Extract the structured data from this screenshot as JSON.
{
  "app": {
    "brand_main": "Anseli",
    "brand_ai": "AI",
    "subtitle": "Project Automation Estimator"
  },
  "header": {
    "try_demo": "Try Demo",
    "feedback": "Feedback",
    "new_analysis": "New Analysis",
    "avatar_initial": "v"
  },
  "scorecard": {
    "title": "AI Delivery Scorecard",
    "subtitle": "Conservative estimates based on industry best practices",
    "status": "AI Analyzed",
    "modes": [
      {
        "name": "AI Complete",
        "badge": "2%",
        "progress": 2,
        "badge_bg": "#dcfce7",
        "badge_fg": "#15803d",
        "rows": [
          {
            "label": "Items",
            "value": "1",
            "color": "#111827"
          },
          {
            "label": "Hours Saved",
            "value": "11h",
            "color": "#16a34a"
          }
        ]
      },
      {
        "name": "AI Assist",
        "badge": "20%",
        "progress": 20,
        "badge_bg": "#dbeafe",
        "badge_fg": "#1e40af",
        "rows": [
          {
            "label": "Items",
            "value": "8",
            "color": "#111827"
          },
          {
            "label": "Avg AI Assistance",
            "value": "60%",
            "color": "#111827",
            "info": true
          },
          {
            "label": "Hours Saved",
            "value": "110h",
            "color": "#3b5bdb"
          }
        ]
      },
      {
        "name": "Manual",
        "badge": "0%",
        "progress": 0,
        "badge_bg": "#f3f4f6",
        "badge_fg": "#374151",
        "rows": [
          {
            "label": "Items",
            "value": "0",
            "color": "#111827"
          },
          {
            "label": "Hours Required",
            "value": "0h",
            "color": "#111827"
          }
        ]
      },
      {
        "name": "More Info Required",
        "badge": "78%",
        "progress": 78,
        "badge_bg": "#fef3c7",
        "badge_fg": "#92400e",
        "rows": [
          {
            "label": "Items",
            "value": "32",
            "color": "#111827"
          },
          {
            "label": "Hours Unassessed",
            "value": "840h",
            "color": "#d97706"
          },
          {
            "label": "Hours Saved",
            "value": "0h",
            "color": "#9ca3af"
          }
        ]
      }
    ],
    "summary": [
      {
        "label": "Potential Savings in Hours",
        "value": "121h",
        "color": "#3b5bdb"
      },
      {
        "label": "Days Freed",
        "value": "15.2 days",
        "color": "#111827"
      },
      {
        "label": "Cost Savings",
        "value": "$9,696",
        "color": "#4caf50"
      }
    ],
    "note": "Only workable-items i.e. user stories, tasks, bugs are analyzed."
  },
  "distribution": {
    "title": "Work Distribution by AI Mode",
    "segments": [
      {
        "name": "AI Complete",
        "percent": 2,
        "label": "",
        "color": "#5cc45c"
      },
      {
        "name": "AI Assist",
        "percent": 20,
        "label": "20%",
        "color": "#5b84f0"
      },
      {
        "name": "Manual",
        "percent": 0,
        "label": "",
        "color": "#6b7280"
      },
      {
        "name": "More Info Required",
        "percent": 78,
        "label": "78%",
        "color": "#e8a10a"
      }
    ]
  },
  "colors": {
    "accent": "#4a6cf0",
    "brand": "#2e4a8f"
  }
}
====
- _EXERCISE GOAL_
Copy out each line in the listing that has the word "percent".

- _SOLUTION FOR THIS PROBLEM_
        "percent": 2,
        "percent": 20,
        "percent": 0,
        "percent": 78,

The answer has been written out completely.